### Instruction
Nothing may be dropped or altered: reproduce all the data.

### Records for the task
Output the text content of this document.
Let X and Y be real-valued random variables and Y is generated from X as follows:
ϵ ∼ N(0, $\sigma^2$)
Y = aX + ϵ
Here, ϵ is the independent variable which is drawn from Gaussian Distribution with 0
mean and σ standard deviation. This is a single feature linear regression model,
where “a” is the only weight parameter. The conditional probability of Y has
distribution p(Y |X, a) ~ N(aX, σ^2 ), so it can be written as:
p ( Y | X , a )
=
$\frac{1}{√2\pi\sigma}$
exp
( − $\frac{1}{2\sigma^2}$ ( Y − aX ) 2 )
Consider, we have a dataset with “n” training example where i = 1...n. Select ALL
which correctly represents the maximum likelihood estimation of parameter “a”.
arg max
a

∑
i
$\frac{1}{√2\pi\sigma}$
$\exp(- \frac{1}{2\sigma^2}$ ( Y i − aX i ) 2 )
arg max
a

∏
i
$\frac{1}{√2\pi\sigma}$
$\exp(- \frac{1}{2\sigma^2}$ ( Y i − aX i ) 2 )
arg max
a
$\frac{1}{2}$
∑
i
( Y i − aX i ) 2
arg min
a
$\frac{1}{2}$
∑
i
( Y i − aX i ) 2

### Answer
Output the text content of this document.
Let X and Y be real-valued random variables and Y is generated from X as follows:
ϵ ∼ N(0, $\sigma^2$)
Y = aX + ϵ
Here, ϵ is the independent variable which is drawn from Gaussian Distribution with 0
mean and σ standard deviation. This is a single feature linear regression model,
where “a” is the only weight parameter. The conditional probability of Y has
distribution p(Y |X, a) ~ N(aX, σ^2 ), so it can be written as:
p ( Y | X , a )
=
$\frac{1}{√2\pi\sigma}$
exp
( − $\frac{1}{2\sigma^2}$ ( Y − aX ) 2 )
Consider, we have a dataset with “n” training example where i = 1...n. Select ALL
which correctly represents the maximum likelihood estimation of parameter “a”.
arg max
a

∑
i
$\frac{1}{√2\pi\sigma}$
$\exp(- \frac{1}{2\sigma^2}$ ( Y i − aX i ) 2 )
arg max
a

∏
i
$\frac{1}{√2\pi\sigma}$
$\exp(- \frac{1}{2\sigma^2}$ ( Y i − aX i ) 2 )
arg max
a
$\frac{1}{2}$
∑
i
( Y i − aX i ) 2
arg min
a
$\frac{1}{2}$
∑
i
( Y i − aX i ) 2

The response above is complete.